### Required task
Reproduce the data in its entirety, exactly as supplied.

## START

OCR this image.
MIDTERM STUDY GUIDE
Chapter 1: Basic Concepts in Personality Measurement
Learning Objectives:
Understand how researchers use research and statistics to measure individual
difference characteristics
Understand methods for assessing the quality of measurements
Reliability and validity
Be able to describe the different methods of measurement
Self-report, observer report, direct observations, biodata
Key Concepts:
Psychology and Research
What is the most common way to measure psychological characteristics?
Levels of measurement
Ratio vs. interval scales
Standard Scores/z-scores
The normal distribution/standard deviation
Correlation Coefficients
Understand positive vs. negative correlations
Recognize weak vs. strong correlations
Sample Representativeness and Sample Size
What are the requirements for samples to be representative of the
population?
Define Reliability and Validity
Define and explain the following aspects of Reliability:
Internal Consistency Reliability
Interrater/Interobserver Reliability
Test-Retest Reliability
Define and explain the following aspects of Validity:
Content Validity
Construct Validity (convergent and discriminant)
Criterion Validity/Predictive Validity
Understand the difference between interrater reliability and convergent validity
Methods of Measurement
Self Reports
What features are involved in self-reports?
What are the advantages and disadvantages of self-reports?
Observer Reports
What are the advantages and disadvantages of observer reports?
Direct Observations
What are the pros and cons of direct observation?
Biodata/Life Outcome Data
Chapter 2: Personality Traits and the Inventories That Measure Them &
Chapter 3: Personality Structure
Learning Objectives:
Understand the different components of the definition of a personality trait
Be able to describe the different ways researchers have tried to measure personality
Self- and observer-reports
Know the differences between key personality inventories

## END

### Answer for the task
OCR this image.
MIDTERM STUDY GUIDE
Chapter 1: Basic Concepts in Personality Measurement
Learning Objectives:
Understand how researchers use research and statistics to measure individual
difference characteristics
Understand methods for assessing the quality of measurements
Reliability and validity
Be able to describe the different methods of measurement
Self-report, observer report, direct observations, biodata
Key Concepts:
Psychology and Research
What is the most common way to measure psychological characteristics?
Levels of measurement
Ratio vs. interval scales
Standard Scores/z-scores
The normal distribution/standard deviation
Correlation Coefficients
Understand positive vs. negative correlations
Recognize weak vs. strong correlations
Sample Representativeness and Sample Size
What are the requirements for samples to be representative of the
population?
Define Reliability and Validity
Define and explain the following aspects of Reliability:
Internal Consistency Reliability
Interrater/Interobserver Reliability
Test-Retest Reliability
Define and explain the following aspects of Validity:
Content Validity
Construct Validity (convergent and discriminant)
Criterion Validity/Predictive Validity
Understand the difference between interrater reliability and convergent validity
Methods of Measurement
Self Reports
What features are involved in self-reports?
What are the advantages and disadvantages of self-reports?
Observer Reports
What are the advantages and disadvantages of observer reports?
Direct Observations
What are the pros and cons of direct observation?
Biodata/Life Outcome Data
Chapter 2: Personality Traits and the Inventories That Measure Them &
Chapter 3: Personality Structure
Learning Objectives:
Understand the different components of the definition of a personality trait
Be able to describe the different ways researchers have tried to measure personality
Self- and observer-reports
Know the differences between key personality inventories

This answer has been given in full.